In the copy, include every entry exactly but none of the pictures.

## Start Record set

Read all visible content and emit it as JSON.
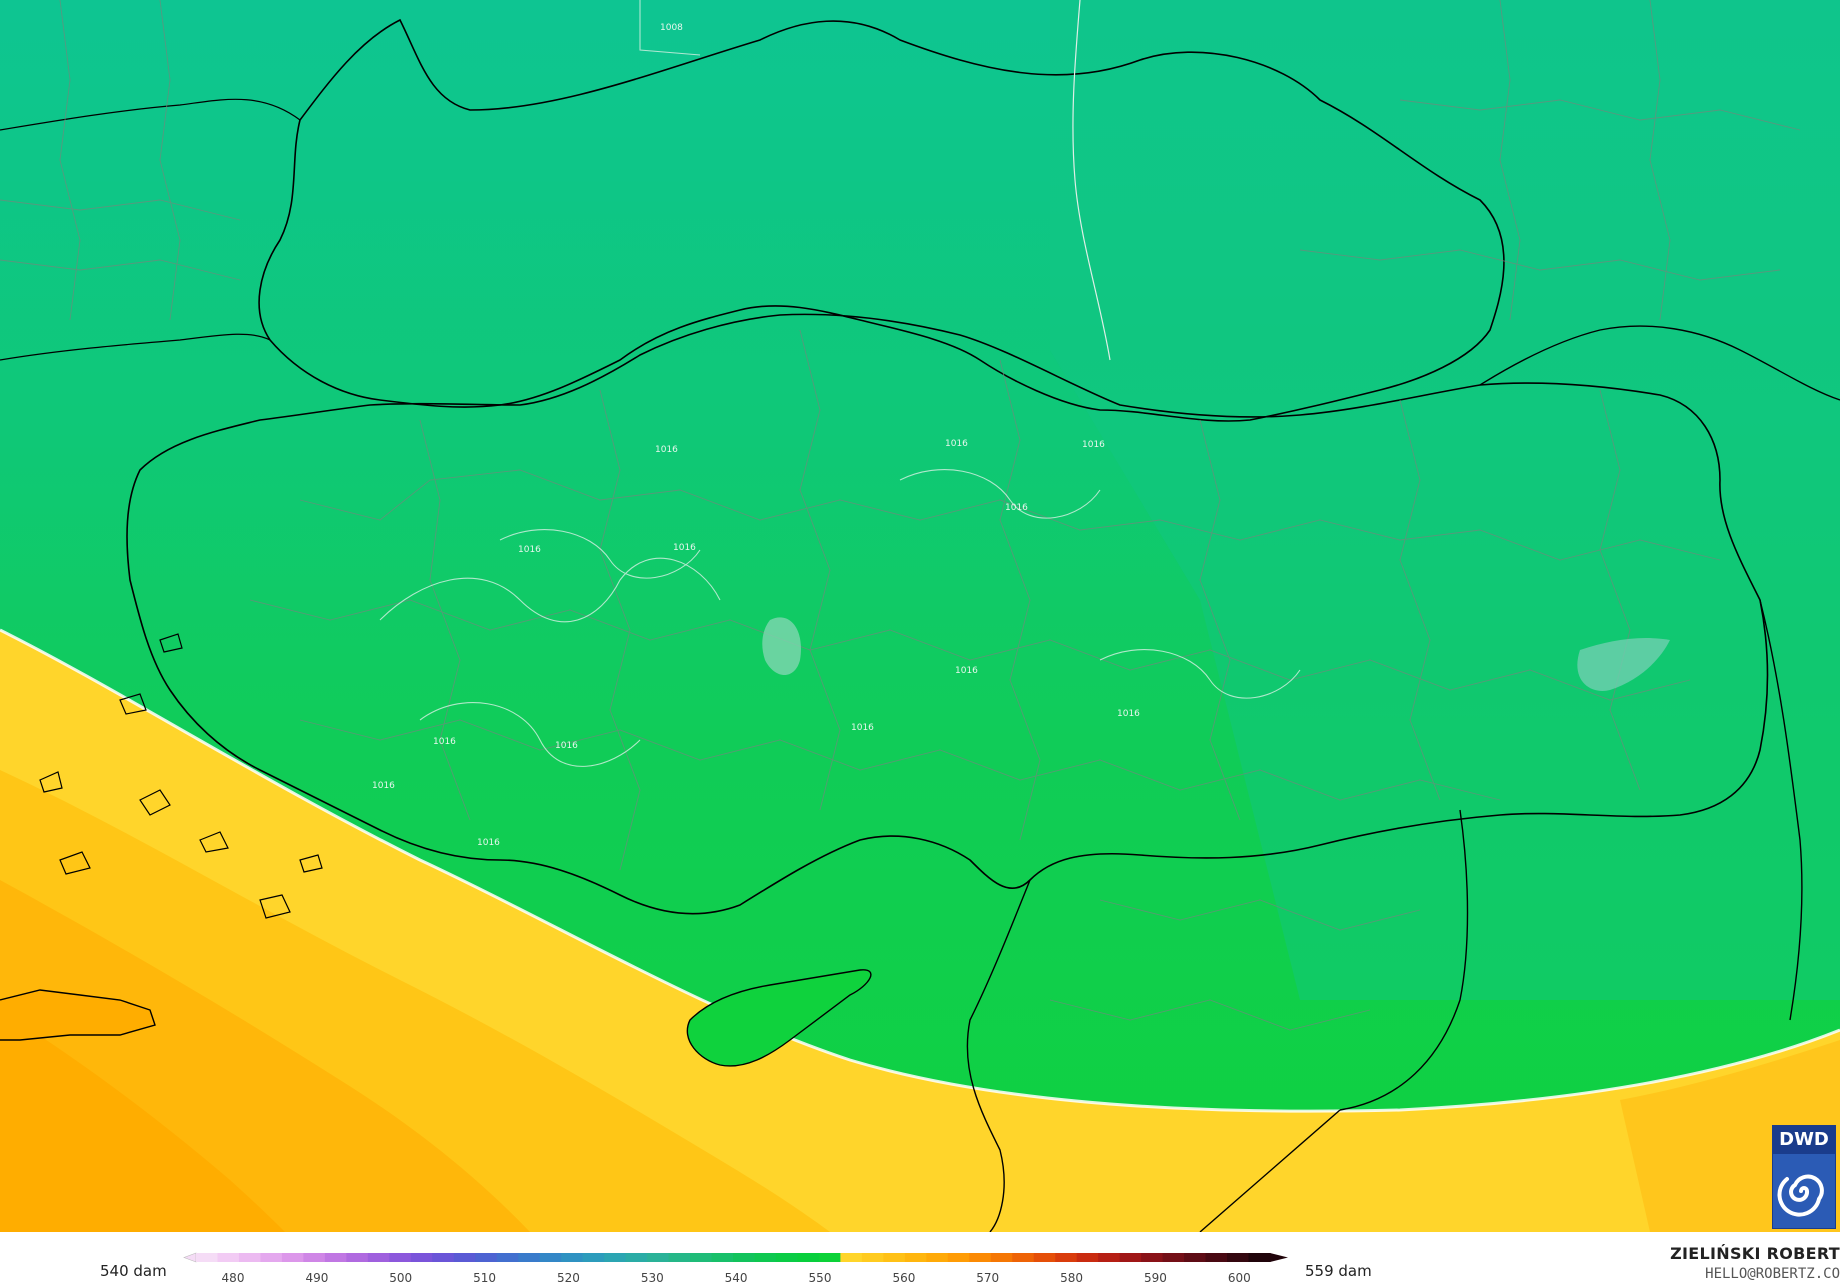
{
  "map": {
    "contour_label": "1016",
    "contour_label_north": "1008",
    "region": "Turkey and Black Sea region",
    "colors": {
      "green_north": "#0ec88f",
      "green_mid": "#12cd5e",
      "green_south": "#10d23f",
      "yellow": "#ffd52a",
      "orange": "#ffb400",
      "border_country": "#000000",
      "border_province": "#7a8a80",
      "isobar": "#d8f0e4"
    }
  },
  "legend": {
    "min_label": "540 dam",
    "max_label": "559 dam",
    "ticks": [
      "480",
      "490",
      "500",
      "510",
      "520",
      "530",
      "540",
      "550",
      "560",
      "570",
      "580",
      "590",
      "600"
    ],
    "segment_colors": [
      "#f5dcf6",
      "#f2cbf4",
      "#ecbaf1",
      "#e4a8ee",
      "#dc97ea",
      "#cf86e6",
      "#c077e3",
      "#b06ae0",
      "#9f60de",
      "#8c58dc",
      "#7a54da",
      "#6a55d8",
      "#5a5ad5",
      "#4d63d2",
      "#426fcf",
      "#397bcb",
      "#3387c7",
      "#2f92c2",
      "#2c9cbc",
      "#2ba5b2",
      "#2aaca6",
      "#2ab298",
      "#25b788",
      "#1fbc78",
      "#18c06a",
      "#12c35c",
      "#0ec850",
      "#0acc45",
      "#08cf3c",
      "#0cd238",
      "#ffd52a",
      "#ffcb20",
      "#ffc116",
      "#ffb60e",
      "#ffaa08",
      "#ff9c05",
      "#fb8a04",
      "#f57704",
      "#ee6306",
      "#e54f08",
      "#d93c0c",
      "#c92b10",
      "#b61f14",
      "#a01717",
      "#8a1218",
      "#740f17",
      "#5e0c15",
      "#490912",
      "#34070f",
      "#20040a"
    ]
  },
  "author": {
    "name": "ZIELIŃSKI ROBERT",
    "email": "HELLO@ROBERTZ.CO"
  },
  "badge": {
    "text": "DWD"
  }
}
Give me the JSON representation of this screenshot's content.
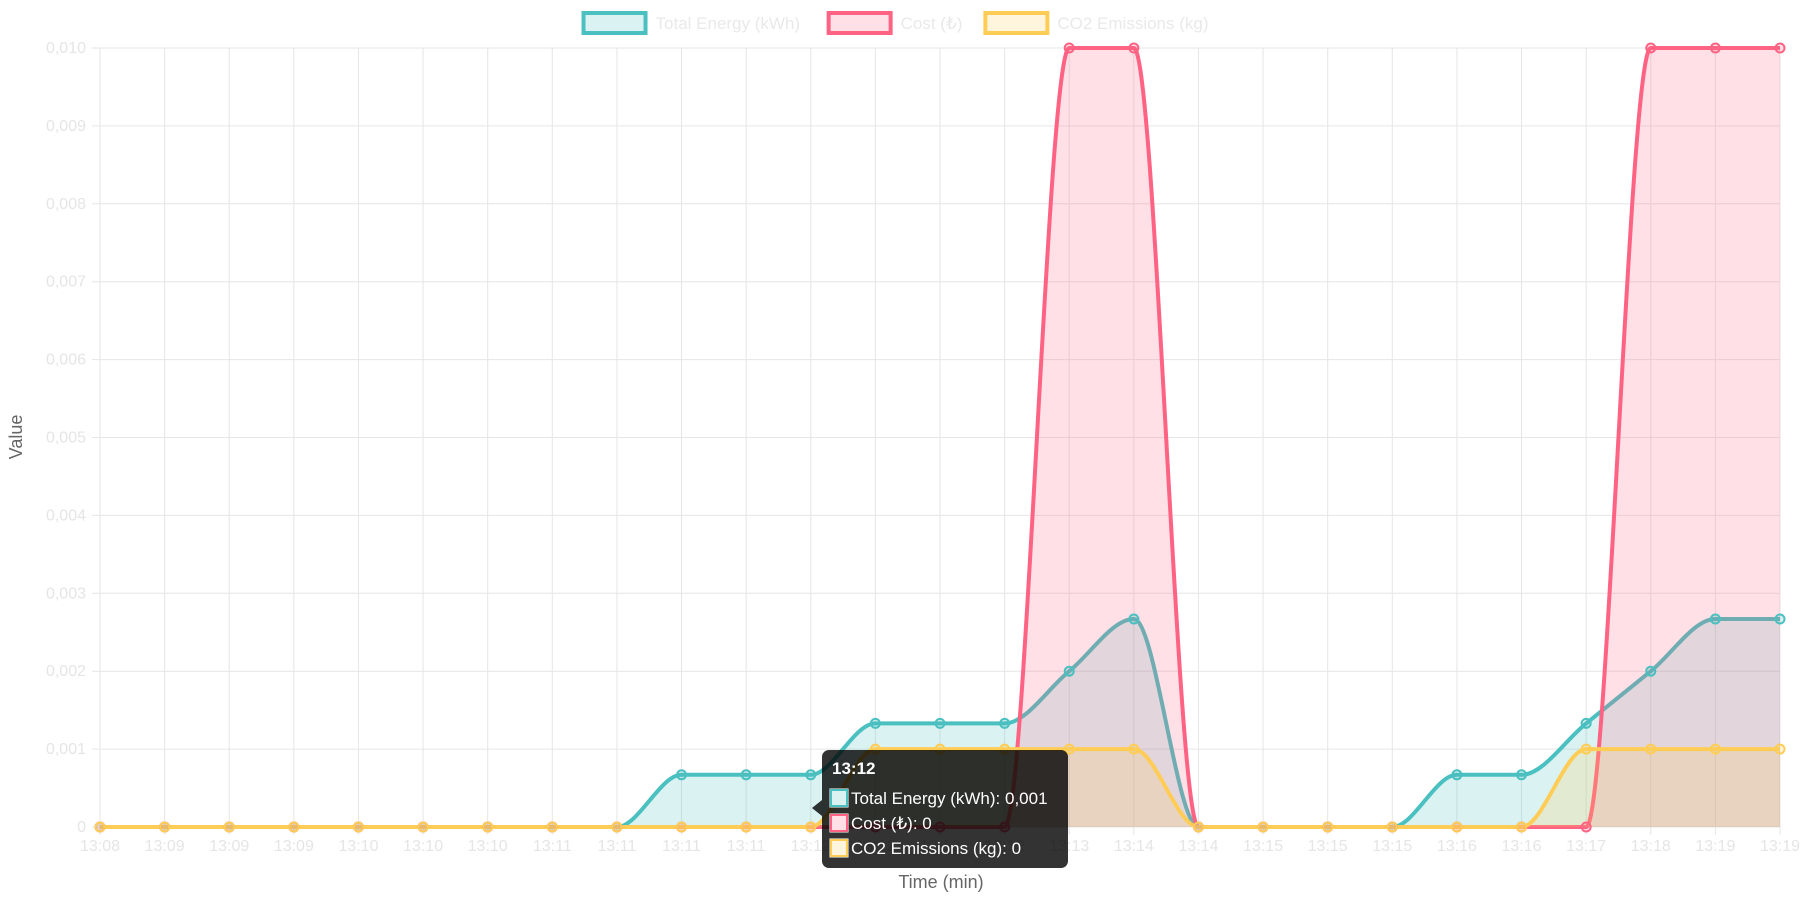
{
  "chart_data": {
    "type": "line",
    "xlabel": "Time (min)",
    "ylabel": "Value",
    "ylim": [
      0,
      0.01
    ],
    "yticks": [
      "0",
      "0,001",
      "0,002",
      "0,003",
      "0,004",
      "0,005",
      "0,006",
      "0,007",
      "0,008",
      "0,009",
      "0,010"
    ],
    "categories": [
      "13:08",
      "13:09",
      "13:09",
      "13:09",
      "13:10",
      "13:10",
      "13:10",
      "13:11",
      "13:11",
      "13:11",
      "13:11",
      "13:12",
      "13:12",
      "13:12",
      "13:12",
      "13:13",
      "13:14",
      "13:14",
      "13:15",
      "13:15",
      "13:15",
      "13:16",
      "13:16",
      "13:17",
      "13:18",
      "13:19",
      "13:19"
    ],
    "grid": true,
    "legend_position": "top",
    "series": [
      {
        "name": "Total Energy (kWh)",
        "color": "#4bc0c0",
        "fill": "rgba(75,192,192,0.2)",
        "values": [
          0,
          0,
          0,
          0,
          0,
          0,
          0,
          0,
          0,
          0.00067,
          0.00067,
          0.00067,
          0.00133,
          0.00133,
          0.00133,
          0.002,
          0.00267,
          0,
          0,
          0,
          0,
          0.00067,
          0.00067,
          0.00133,
          0.002,
          0.00267,
          0.00267
        ]
      },
      {
        "name": "Cost (₺)",
        "color": "#ff6384",
        "fill": "rgba(255,99,132,0.2)",
        "values": [
          0,
          0,
          0,
          0,
          0,
          0,
          0,
          0,
          0,
          0,
          0,
          0,
          0,
          0,
          0,
          0.01,
          0.01,
          0,
          0,
          0,
          0,
          0,
          0,
          0,
          0.01,
          0.01,
          0.01
        ]
      },
      {
        "name": "CO2 Emissions (kg)",
        "color": "#ffcd56",
        "fill": "rgba(255,205,86,0.2)",
        "values": [
          0,
          0,
          0,
          0,
          0,
          0,
          0,
          0,
          0,
          0,
          0,
          0,
          0.001,
          0.001,
          0.001,
          0.001,
          0.001,
          0,
          0,
          0,
          0,
          0,
          0,
          0.001,
          0.001,
          0.001,
          0.001
        ]
      }
    ],
    "tooltip": {
      "index": 11,
      "title": "13:12",
      "lines": [
        "Total Energy (kWh): 0,001",
        "Cost (₺): 0",
        "CO2 Emissions (kg): 0"
      ]
    }
  }
}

## End Record set

## [Worked solution]
Read all visible content and emit it as JSON.
{
  "map": {
    "contour_label": "1016",
    "contour_label_north": "1008",
    "region": "Turkey and Black Sea region",
    "colors": {
      "green_north": "#0ec88f",
      "green_mid": "#12cd5e",
      "green_south": "#10d23f",
      "yellow": "#ffd52a",
      "orange": "#ffb400",
      "border_country": "#000000",
      "border_province": "#7a8a80",
      "isobar": "#d8f0e4"
    }
  },
  "legend": {
    "min_label": "540 dam",
    "max_label": "559 dam",
    "ticks": [
      "480",
      "490",
      "500",
      "510",
      "520",
      "530",
      "540",
      "550",
      "560",
      "570",
      "580",
      "590",
      "600"
    ],
    "segment_colors": [
      "#f5dcf6",
      "#f2cbf4",
      "#ecbaf1",
      "#e4a8ee",
      "#dc97ea",
      "#cf86e6",
      "#c077e3",
      "#b06ae0",
      "#9f60de",
      "#8c58dc",
      "#7a54da",
      "#6a55d8",
      "#5a5ad5",
      "#4d63d2",
      "#426fcf",
      "#397bcb",
      "#3387c7",
      "#2f92c2",
      "#2c9cbc",
      "#2ba5b2",
      "#2aaca6",
      "#2ab298",
      "#25b788",
      "#1fbc78",
      "#18c06a",
      "#12c35c",
      "#0ec850",
      "#0acc45",
      "#08cf3c",
      "#0cd238",
      "#ffd52a",
      "#ffcb20",
      "#ffc116",
      "#ffb60e",
      "#ffaa08",
      "#ff9c05",
      "#fb8a04",
      "#f57704",
      "#ee6306",
      "#e54f08",
      "#d93c0c",
      "#c92b10",
      "#b61f14",
      "#a01717",
      "#8a1218",
      "#740f17",
      "#5e0c15",
      "#490912",
      "#34070f",
      "#20040a"
    ]
  },
  "author": {
    "name": "ZIELIŃSKI ROBERT",
    "email": "HELLO@ROBERTZ.CO"
  },
  "badge": {
    "text": "DWD"
  }
}
Give me the JSON representation of this screenshot's content.
{
  "chart_data": {
    "type": "line",
    "xlabel": "Time (min)",
    "ylabel": "Value",
    "ylim": [
      0,
      0.01
    ],
    "yticks": [
      "0",
      "0,001",
      "0,002",
      "0,003",
      "0,004",
      "0,005",
      "0,006",
      "0,007",
      "0,008",
      "0,009",
      "0,010"
    ],
    "categories": [
      "13:08",
      "13:09",
      "13:09",
      "13:09",
      "13:10",
      "13:10",
      "13:10",
      "13:11",
      "13:11",
      "13:11",
      "13:11",
      "13:12",
      "13:12",
      "13:12",
      "13:12",
      "13:13",
      "13:14",
      "13:14",
      "13:15",
      "13:15",
      "13:15",
      "13:16",
      "13:16",
      "13:17",
      "13:18",
      "13:19",
      "13:19"
    ],
    "grid": true,
    "legend_position": "top",
    "series": [
      {
        "name": "Total Energy (kWh)",
        "color": "#4bc0c0",
        "fill": "rgba(75,192,192,0.2)",
        "values": [
          0,
          0,
          0,
          0,
          0,
          0,
          0,
          0,
          0,
          0.00067,
          0.00067,
          0.00067,
          0.00133,
          0.00133,
          0.00133,
          0.002,
          0.00267,
          0,
          0,
          0,
          0,
          0.00067,
          0.00067,
          0.00133,
          0.002,
          0.00267,
          0.00267
        ]
      },
      {
        "name": "Cost (₺)",
        "color": "#ff6384",
        "fill": "rgba(255,99,132,0.2)",
        "values": [
          0,
          0,
          0,
          0,
          0,
          0,
          0,
          0,
          0,
          0,
          0,
          0,
          0,
          0,
          0,
          0.01,
          0.01,
          0,
          0,
          0,
          0,
          0,
          0,
          0,
          0.01,
          0.01,
          0.01
        ]
      },
      {
        "name": "CO2 Emissions (kg)",
        "color": "#ffcd56",
        "fill": "rgba(255,205,86,0.2)",
        "values": [
          0,
          0,
          0,
          0,
          0,
          0,
          0,
          0,
          0,
          0,
          0,
          0,
          0.001,
          0.001,
          0.001,
          0.001,
          0.001,
          0,
          0,
          0,
          0,
          0,
          0,
          0.001,
          0.001,
          0.001,
          0.001
        ]
      }
    ],
    "tooltip": {
      "index": 11,
      "title": "13:12",
      "lines": [
        "Total Energy (kWh): 0,001",
        "Cost (₺): 0",
        "CO2 Emissions (kg): 0"
      ]
    }
  }
}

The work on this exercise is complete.